**What is needed**: From the entries provided below, copy each line that contains the word "true".

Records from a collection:
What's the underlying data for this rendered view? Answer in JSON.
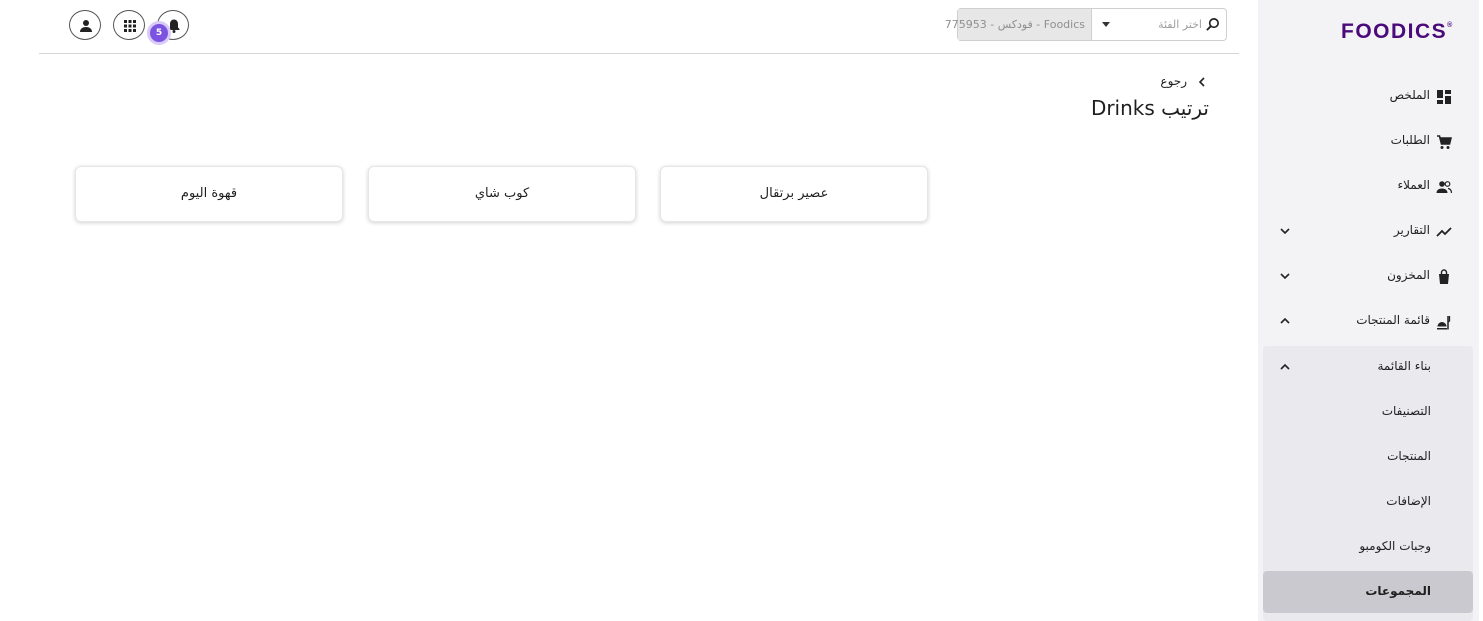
{
  "brand": {
    "logo_text": "FOODICS",
    "logo_mark": "®",
    "color": "#4a0a7a"
  },
  "sidebar": {
    "items": [
      {
        "label": "الملخص",
        "icon": "dashboard-icon"
      },
      {
        "label": "الطلبات",
        "icon": "cart-icon"
      },
      {
        "label": "العملاء",
        "icon": "people-icon"
      },
      {
        "label": "التقارير",
        "icon": "trend-icon",
        "expandable": true
      },
      {
        "label": "المخزون",
        "icon": "bag-icon",
        "expandable": true
      },
      {
        "label": "قائمة المنتجات",
        "icon": "menu-food-icon",
        "expandable": true,
        "expanded": true
      }
    ],
    "submenu": {
      "title": "بناء القائمة",
      "items": [
        {
          "label": "التصنيفات"
        },
        {
          "label": "المنتجات"
        },
        {
          "label": "الإضافات"
        },
        {
          "label": "وجبات الكومبو"
        },
        {
          "label": "المجموعات",
          "active": true
        }
      ]
    }
  },
  "header": {
    "notifications_count": "5",
    "search": {
      "placeholder": "اختر الفئة",
      "selected_account": "775953 - فودكس - Foodics"
    }
  },
  "main": {
    "back_label": "رجوع",
    "title": "ترتيب Drinks",
    "cards": [
      {
        "label": "قهوة اليوم"
      },
      {
        "label": "كوب شاي"
      },
      {
        "label": "عصير برتقال"
      }
    ]
  },
  "colors": {
    "badge": "#7b53e0",
    "sidebar_bg": "#f3f3f6",
    "active_bg": "#c9c9cf"
  }
}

**Exercise result**:
        "expandable": true
        "expandable": true
        "expandable": true,
        "expanded": true
          "active": true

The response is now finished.